▶ [Exercise instructions]
Images excluded, repeat each entry below exactly.
** start Dataset extract **
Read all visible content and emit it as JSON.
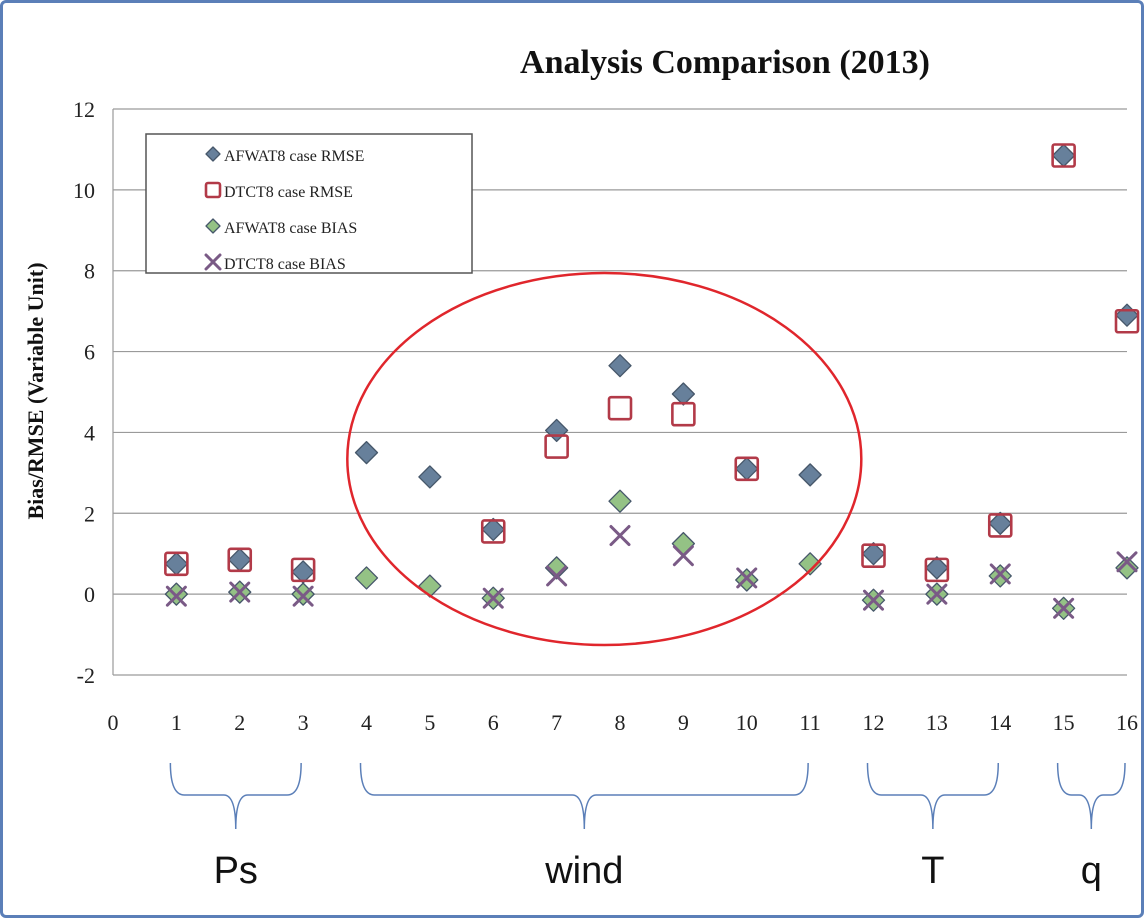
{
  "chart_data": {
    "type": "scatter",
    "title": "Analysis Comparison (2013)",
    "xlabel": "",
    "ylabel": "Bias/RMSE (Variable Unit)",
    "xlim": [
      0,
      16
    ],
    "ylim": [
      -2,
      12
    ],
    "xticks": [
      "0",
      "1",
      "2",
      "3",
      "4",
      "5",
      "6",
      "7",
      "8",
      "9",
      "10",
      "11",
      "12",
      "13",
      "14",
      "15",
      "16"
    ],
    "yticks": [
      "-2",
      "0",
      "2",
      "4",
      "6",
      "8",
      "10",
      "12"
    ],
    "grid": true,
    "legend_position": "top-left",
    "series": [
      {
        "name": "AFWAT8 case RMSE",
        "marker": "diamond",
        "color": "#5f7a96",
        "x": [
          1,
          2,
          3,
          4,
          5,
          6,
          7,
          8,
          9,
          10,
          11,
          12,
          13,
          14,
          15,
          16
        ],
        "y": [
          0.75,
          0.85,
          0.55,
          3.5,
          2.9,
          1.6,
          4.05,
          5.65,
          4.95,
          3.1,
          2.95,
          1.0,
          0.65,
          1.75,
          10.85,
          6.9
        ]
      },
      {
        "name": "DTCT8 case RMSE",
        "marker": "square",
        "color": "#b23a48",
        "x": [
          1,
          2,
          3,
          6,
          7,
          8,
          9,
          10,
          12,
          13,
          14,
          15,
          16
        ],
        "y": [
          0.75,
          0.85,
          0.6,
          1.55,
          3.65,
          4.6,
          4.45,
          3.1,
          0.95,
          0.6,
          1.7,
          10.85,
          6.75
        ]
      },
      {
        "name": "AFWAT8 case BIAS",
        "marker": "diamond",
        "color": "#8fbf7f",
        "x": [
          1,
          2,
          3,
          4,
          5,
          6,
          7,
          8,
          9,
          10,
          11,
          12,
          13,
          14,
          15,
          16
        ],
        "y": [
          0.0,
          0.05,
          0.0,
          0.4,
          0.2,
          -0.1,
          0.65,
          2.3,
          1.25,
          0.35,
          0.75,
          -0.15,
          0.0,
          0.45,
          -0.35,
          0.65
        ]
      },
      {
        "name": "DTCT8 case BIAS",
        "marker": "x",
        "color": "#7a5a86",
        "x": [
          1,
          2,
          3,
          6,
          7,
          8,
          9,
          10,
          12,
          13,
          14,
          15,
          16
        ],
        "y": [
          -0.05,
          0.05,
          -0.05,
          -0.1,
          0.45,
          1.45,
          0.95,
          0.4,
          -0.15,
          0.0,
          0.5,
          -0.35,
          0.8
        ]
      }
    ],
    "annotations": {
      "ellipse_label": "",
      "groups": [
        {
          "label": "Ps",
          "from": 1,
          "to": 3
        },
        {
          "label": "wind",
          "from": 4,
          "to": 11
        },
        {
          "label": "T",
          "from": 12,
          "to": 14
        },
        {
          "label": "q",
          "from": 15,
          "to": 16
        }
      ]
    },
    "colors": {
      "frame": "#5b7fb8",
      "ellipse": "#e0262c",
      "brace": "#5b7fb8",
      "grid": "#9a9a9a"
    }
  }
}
** end Dataset extract **
▶ [The response]
Read all visible content and emit it as JSON.
{
  "chart_data": {
    "type": "scatter",
    "title": "Analysis Comparison (2013)",
    "xlabel": "",
    "ylabel": "Bias/RMSE (Variable Unit)",
    "xlim": [
      0,
      16
    ],
    "ylim": [
      -2,
      12
    ],
    "xticks": [
      "0",
      "1",
      "2",
      "3",
      "4",
      "5",
      "6",
      "7",
      "8",
      "9",
      "10",
      "11",
      "12",
      "13",
      "14",
      "15",
      "16"
    ],
    "yticks": [
      "-2",
      "0",
      "2",
      "4",
      "6",
      "8",
      "10",
      "12"
    ],
    "grid": true,
    "legend_position": "top-left",
    "series": [
      {
        "name": "AFWAT8 case RMSE",
        "marker": "diamond",
        "color": "#5f7a96",
        "x": [
          1,
          2,
          3,
          4,
          5,
          6,
          7,
          8,
          9,
          10,
          11,
          12,
          13,
          14,
          15,
          16
        ],
        "y": [
          0.75,
          0.85,
          0.55,
          3.5,
          2.9,
          1.6,
          4.05,
          5.65,
          4.95,
          3.1,
          2.95,
          1.0,
          0.65,
          1.75,
          10.85,
          6.9
        ]
      },
      {
        "name": "DTCT8 case RMSE",
        "marker": "square",
        "color": "#b23a48",
        "x": [
          1,
          2,
          3,
          6,
          7,
          8,
          9,
          10,
          12,
          13,
          14,
          15,
          16
        ],
        "y": [
          0.75,
          0.85,
          0.6,
          1.55,
          3.65,
          4.6,
          4.45,
          3.1,
          0.95,
          0.6,
          1.7,
          10.85,
          6.75
        ]
      },
      {
        "name": "AFWAT8 case BIAS",
        "marker": "diamond",
        "color": "#8fbf7f",
        "x": [
          1,
          2,
          3,
          4,
          5,
          6,
          7,
          8,
          9,
          10,
          11,
          12,
          13,
          14,
          15,
          16
        ],
        "y": [
          0.0,
          0.05,
          0.0,
          0.4,
          0.2,
          -0.1,
          0.65,
          2.3,
          1.25,
          0.35,
          0.75,
          -0.15,
          0.0,
          0.45,
          -0.35,
          0.65
        ]
      },
      {
        "name": "DTCT8 case BIAS",
        "marker": "x",
        "color": "#7a5a86",
        "x": [
          1,
          2,
          3,
          6,
          7,
          8,
          9,
          10,
          12,
          13,
          14,
          15,
          16
        ],
        "y": [
          -0.05,
          0.05,
          -0.05,
          -0.1,
          0.45,
          1.45,
          0.95,
          0.4,
          -0.15,
          0.0,
          0.5,
          -0.35,
          0.8
        ]
      }
    ],
    "annotations": {
      "ellipse_label": "",
      "groups": [
        {
          "label": "Ps",
          "from": 1,
          "to": 3
        },
        {
          "label": "wind",
          "from": 4,
          "to": 11
        },
        {
          "label": "T",
          "from": 12,
          "to": 14
        },
        {
          "label": "q",
          "from": 15,
          "to": 16
        }
      ]
    },
    "colors": {
      "frame": "#5b7fb8",
      "ellipse": "#e0262c",
      "brace": "#5b7fb8",
      "grid": "#9a9a9a"
    }
  }
}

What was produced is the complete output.